- RECORDS -
(begin)

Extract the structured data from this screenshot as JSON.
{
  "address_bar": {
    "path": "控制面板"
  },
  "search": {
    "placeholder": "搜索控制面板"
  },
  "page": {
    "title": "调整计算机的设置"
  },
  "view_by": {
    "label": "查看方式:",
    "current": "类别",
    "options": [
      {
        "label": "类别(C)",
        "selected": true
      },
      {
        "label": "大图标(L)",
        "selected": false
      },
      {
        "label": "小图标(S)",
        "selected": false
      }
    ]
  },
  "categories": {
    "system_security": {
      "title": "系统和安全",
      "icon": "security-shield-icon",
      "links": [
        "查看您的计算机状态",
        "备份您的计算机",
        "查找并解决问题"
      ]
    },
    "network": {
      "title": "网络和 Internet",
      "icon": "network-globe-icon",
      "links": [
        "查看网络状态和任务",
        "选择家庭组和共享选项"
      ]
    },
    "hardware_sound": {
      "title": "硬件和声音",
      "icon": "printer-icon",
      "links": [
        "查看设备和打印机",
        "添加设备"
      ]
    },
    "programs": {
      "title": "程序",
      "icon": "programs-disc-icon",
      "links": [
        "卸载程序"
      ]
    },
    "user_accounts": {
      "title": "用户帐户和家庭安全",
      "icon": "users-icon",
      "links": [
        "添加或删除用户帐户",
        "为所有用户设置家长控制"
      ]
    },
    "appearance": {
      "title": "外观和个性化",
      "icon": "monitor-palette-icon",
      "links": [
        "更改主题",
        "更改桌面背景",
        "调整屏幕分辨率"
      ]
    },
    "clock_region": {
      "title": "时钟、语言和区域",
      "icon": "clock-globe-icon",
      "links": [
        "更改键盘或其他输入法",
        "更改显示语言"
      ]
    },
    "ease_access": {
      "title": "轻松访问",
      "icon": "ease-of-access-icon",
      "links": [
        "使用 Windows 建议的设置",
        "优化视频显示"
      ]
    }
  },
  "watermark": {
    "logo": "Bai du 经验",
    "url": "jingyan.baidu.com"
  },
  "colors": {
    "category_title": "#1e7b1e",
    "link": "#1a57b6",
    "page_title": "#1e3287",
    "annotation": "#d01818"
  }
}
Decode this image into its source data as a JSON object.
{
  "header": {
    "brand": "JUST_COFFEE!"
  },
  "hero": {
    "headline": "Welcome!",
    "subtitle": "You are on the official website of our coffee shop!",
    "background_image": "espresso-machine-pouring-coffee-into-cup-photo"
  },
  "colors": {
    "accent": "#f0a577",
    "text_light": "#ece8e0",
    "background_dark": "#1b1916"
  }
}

(end)
(begin)

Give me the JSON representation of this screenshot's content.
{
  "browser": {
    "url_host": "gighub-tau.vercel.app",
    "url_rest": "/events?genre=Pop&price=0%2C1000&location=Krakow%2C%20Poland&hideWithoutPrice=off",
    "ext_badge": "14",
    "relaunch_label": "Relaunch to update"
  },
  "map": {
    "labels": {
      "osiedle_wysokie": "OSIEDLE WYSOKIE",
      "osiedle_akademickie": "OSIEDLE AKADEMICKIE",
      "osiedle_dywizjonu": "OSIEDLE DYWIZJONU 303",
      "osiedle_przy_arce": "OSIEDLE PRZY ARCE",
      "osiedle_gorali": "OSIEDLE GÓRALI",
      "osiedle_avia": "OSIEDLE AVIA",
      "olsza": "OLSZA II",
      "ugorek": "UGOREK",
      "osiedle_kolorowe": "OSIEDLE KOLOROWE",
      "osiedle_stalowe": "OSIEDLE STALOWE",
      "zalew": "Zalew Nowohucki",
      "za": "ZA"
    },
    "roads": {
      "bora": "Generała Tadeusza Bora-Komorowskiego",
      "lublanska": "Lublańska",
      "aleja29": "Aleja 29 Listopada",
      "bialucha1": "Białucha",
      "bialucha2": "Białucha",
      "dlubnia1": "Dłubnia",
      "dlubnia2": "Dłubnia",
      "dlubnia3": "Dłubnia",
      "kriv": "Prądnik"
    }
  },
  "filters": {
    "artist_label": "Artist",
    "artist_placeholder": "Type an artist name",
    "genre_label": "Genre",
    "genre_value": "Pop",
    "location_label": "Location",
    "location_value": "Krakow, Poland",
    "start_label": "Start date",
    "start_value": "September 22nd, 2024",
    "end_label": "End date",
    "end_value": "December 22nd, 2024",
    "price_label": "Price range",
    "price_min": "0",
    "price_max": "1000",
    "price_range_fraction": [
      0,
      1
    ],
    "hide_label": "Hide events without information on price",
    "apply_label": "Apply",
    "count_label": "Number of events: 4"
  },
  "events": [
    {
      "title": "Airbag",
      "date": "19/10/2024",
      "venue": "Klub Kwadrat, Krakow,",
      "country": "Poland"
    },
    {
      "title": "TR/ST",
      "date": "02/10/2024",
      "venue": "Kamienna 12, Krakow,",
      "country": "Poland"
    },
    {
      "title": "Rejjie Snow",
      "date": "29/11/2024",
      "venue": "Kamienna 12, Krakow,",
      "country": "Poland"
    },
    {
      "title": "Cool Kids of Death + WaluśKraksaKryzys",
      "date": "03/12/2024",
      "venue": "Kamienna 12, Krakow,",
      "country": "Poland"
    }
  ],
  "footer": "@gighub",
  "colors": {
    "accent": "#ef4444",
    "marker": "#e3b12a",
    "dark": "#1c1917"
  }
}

(end)
(begin)

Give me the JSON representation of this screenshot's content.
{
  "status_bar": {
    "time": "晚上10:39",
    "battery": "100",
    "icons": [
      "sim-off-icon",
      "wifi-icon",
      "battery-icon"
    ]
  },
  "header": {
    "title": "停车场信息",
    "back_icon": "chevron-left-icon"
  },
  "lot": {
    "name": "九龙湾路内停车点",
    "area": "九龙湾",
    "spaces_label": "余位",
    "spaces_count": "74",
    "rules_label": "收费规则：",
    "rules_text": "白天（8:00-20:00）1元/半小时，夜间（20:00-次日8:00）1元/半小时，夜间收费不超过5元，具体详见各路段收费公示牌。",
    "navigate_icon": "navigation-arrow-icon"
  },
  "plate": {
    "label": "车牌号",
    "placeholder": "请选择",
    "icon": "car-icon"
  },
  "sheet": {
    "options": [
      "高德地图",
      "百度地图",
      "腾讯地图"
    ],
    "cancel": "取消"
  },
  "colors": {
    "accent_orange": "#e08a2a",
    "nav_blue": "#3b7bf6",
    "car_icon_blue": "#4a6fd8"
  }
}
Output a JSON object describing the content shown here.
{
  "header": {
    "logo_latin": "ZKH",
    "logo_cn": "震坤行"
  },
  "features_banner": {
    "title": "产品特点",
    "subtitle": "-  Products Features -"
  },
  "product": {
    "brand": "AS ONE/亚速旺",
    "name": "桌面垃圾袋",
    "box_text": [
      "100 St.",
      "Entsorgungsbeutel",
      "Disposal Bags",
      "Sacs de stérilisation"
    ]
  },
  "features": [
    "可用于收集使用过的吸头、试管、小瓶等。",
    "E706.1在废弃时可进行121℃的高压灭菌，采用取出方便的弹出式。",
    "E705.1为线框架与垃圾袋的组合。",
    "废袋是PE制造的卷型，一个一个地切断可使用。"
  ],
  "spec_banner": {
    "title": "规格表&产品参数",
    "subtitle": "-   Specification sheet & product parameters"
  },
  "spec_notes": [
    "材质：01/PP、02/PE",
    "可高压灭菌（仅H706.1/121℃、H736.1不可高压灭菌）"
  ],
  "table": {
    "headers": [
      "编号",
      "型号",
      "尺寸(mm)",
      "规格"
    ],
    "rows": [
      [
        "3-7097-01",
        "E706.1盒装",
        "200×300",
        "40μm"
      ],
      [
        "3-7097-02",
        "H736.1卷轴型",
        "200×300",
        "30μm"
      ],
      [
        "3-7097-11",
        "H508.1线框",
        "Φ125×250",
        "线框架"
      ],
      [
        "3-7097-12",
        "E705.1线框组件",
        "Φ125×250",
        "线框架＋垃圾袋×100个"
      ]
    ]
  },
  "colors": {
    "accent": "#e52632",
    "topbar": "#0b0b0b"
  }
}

(end)

- WHAT TO WORK ON -
Gather each line holding the string "data".

- ANSWER TO THE PROBLEM -
Extract the structured data from this screenshot as JSON.
Decode this image into its source data as a JSON object.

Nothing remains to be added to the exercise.